--- START ---
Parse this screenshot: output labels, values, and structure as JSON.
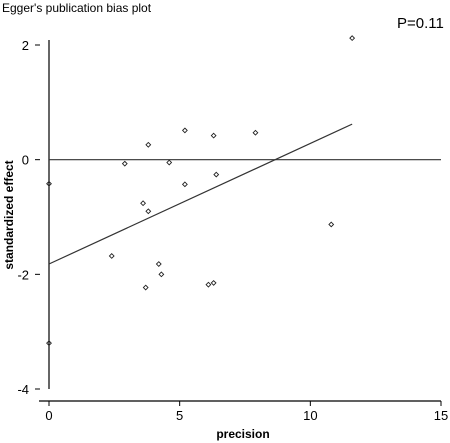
{
  "chart_data": {
    "type": "scatter",
    "title": "Egger's publication bias plot",
    "annotation": "P=0.11",
    "xlabel": "precision",
    "ylabel": "standardized effect",
    "xlim": [
      0,
      15
    ],
    "ylim": [
      -4,
      2
    ],
    "xticks": [
      0,
      5,
      10,
      15
    ],
    "yticks": [
      2,
      0,
      -2,
      -4
    ],
    "reference_line_y": 0,
    "regression_line": {
      "x": [
        0,
        11.6
      ],
      "y": [
        -1.82,
        0.62
      ]
    },
    "points": {
      "x": [
        0,
        0,
        2.4,
        2.9,
        3.6,
        3.7,
        3.8,
        3.8,
        4.2,
        4.3,
        4.6,
        5.2,
        5.2,
        6.1,
        6.3,
        6.3,
        6.4,
        7.9,
        10.8,
        11.6
      ],
      "y": [
        -0.42,
        -3.2,
        -1.68,
        -0.07,
        -0.76,
        -2.23,
        -0.9,
        0.26,
        -1.82,
        -2.0,
        -0.05,
        0.51,
        -0.43,
        -2.18,
        0.42,
        -2.15,
        -0.26,
        0.47,
        -1.13,
        2.12
      ]
    }
  }
}
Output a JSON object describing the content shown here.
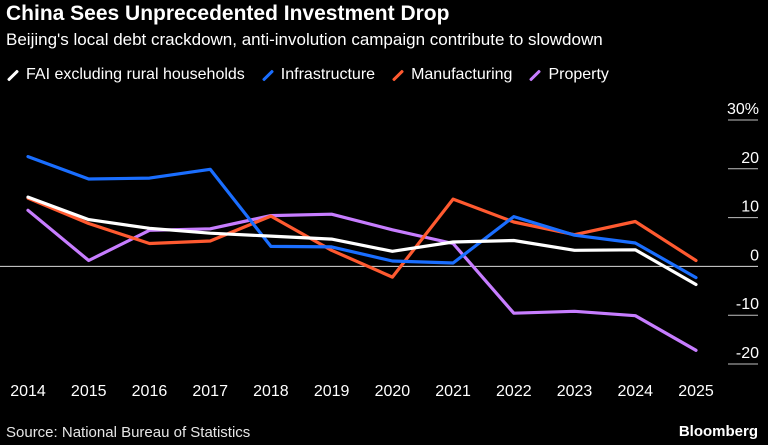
{
  "header": {
    "title": "China Sees Unprecedented Investment Drop",
    "subtitle": "Beijing's local debt crackdown, anti-involution campaign contribute to slowdown"
  },
  "footer": {
    "source": "Source: National Bureau of Statistics",
    "brand": "Bloomberg"
  },
  "chart_data": {
    "type": "line",
    "title": "China Sees Unprecedented Investment Drop",
    "subtitle": "Beijing's local debt crackdown, anti-involution campaign contribute to slowdown",
    "xlabel": "",
    "ylabel": "",
    "x": [
      "2014",
      "2015",
      "2016",
      "2017",
      "2018",
      "2019",
      "2020",
      "2021",
      "2022",
      "2023",
      "2024",
      "2025"
    ],
    "ylim": [
      -20,
      30
    ],
    "yticks": [
      30,
      20,
      10,
      0,
      -10,
      -20
    ],
    "ytick_labels": [
      "30%",
      "20",
      "10",
      "0",
      "-10",
      "-20"
    ],
    "legend_position": "top-left",
    "series": [
      {
        "name": "FAI excluding rural households",
        "color": "#ffffff",
        "values": [
          14.2,
          9.6,
          7.8,
          6.8,
          6.2,
          5.6,
          3.1,
          5.0,
          5.3,
          3.3,
          3.4,
          -3.7
        ]
      },
      {
        "name": "Infrastructure",
        "color": "#1a6eff",
        "values": [
          22.5,
          17.9,
          18.1,
          19.9,
          4.1,
          4.0,
          1.1,
          0.7,
          10.2,
          6.4,
          4.8,
          -2.3
        ]
      },
      {
        "name": "Manufacturing",
        "color": "#ff5a30",
        "values": [
          14.0,
          8.8,
          4.7,
          5.2,
          10.3,
          3.3,
          -2.2,
          13.8,
          9.1,
          6.5,
          9.2,
          1.2
        ]
      },
      {
        "name": "Property",
        "color": "#c77dff",
        "values": [
          11.5,
          1.2,
          7.4,
          7.7,
          10.4,
          10.7,
          7.5,
          4.7,
          -9.6,
          -9.2,
          -10.1,
          -17.2
        ]
      }
    ]
  }
}
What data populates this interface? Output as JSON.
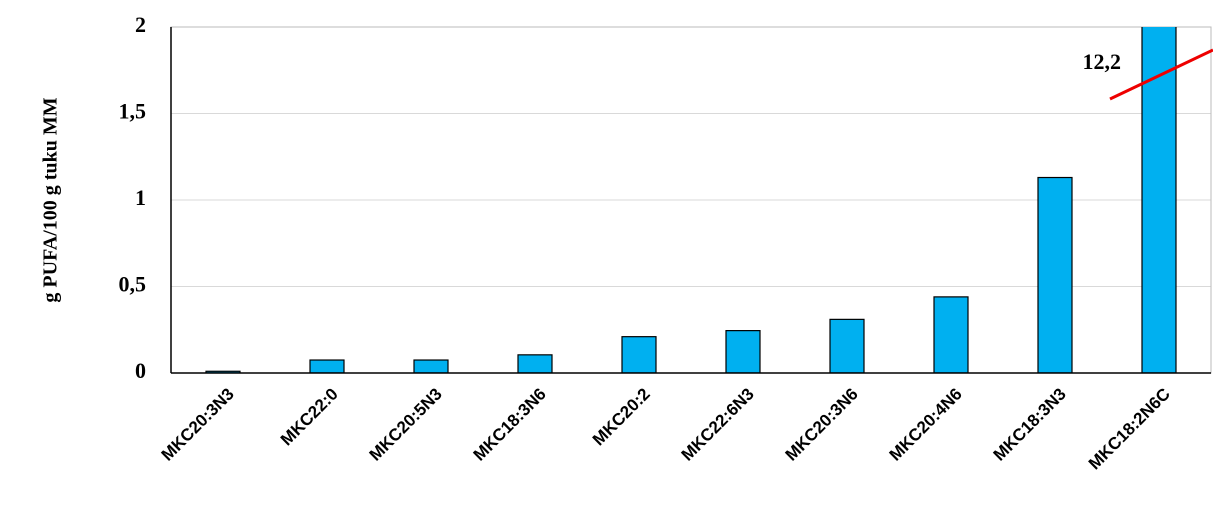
{
  "chart_data": {
    "type": "bar",
    "y_label": "g PUFA/100 g tuku MM",
    "categories": [
      "MKC20:3N3",
      "MKC22:0",
      "MKC20:5N3",
      "MKC18:3N6",
      "MKC20:2",
      "MKC22:6N3",
      "MKC20:3N6",
      "MKC20:4N6",
      "MKC18:3N3",
      "MKC18:2N6C"
    ],
    "values": [
      0.01,
      0.075,
      0.075,
      0.105,
      0.21,
      0.245,
      0.31,
      0.44,
      1.13,
      12.2
    ],
    "value_labels": [
      null,
      null,
      null,
      null,
      null,
      null,
      null,
      null,
      null,
      "12,2"
    ],
    "color": "#00b0f0",
    "ylim": [
      0,
      2
    ],
    "yticks": [
      0,
      {
        "value": 0.5,
        "label": "0,5"
      },
      1,
      {
        "value": 1.5,
        "label": "1,5"
      },
      2
    ],
    "grid": true
  }
}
--- END ---
◆ **Prompt**
Give the count of lines holding the word "local", with no other words.

◆ **Solution**
2